§ **Work to complete**
State the number of lines in the material below that have "color" in them, without any other text.

§ **Extracted entries**
----------

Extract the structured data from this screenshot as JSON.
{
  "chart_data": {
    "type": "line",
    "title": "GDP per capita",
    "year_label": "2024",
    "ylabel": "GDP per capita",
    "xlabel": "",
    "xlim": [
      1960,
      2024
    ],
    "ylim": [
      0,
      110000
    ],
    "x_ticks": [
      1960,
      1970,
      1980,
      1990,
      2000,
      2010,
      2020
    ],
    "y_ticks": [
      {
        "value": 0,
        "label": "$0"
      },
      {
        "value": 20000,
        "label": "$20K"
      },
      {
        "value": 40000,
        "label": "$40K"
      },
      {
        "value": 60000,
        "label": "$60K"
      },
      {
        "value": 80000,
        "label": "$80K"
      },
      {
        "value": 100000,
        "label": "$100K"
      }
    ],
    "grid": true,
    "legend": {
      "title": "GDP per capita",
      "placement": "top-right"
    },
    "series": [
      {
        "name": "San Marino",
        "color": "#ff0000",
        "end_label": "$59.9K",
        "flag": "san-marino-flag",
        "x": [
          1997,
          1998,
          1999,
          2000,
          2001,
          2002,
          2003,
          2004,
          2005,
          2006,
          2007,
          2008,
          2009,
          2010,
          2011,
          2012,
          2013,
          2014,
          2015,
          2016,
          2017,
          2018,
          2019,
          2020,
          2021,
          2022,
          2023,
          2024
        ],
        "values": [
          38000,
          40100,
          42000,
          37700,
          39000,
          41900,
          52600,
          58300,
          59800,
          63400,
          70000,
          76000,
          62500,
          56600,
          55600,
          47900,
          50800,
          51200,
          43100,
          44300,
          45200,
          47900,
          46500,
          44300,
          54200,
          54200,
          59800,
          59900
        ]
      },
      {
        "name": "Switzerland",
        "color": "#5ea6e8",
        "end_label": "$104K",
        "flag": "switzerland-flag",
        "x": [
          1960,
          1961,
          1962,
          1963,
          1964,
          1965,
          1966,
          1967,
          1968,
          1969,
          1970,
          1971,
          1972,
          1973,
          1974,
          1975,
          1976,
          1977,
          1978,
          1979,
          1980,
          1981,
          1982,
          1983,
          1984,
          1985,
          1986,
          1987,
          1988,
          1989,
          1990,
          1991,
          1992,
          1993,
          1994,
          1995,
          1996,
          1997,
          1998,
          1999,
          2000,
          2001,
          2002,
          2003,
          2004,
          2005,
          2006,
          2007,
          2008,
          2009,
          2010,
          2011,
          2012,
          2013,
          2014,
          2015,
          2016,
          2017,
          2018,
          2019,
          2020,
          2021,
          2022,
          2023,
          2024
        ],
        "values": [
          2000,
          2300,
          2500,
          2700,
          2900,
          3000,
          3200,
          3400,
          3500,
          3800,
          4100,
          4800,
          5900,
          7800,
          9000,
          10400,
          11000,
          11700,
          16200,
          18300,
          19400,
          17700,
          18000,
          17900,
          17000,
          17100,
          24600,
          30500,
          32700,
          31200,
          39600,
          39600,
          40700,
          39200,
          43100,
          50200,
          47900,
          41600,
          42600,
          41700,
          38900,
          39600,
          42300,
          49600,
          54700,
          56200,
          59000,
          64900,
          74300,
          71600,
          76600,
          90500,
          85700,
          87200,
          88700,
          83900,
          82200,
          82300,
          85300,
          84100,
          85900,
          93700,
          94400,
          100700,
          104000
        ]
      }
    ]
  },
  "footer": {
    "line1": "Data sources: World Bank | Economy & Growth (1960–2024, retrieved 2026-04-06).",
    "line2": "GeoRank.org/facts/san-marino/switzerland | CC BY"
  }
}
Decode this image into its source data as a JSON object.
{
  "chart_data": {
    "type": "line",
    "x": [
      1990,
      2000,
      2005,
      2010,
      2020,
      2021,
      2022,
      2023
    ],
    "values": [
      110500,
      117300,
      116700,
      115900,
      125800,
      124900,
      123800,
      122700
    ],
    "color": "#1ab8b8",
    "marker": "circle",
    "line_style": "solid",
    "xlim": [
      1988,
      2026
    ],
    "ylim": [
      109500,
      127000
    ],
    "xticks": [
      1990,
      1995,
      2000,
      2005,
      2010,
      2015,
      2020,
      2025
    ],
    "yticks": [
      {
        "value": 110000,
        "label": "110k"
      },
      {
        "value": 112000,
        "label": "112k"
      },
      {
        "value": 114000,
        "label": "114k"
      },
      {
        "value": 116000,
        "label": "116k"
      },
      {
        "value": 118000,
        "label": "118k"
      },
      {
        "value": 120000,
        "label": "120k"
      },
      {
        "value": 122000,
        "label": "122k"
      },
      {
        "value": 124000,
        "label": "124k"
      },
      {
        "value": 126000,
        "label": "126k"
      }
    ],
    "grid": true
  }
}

----------

§ **Problem solution**
3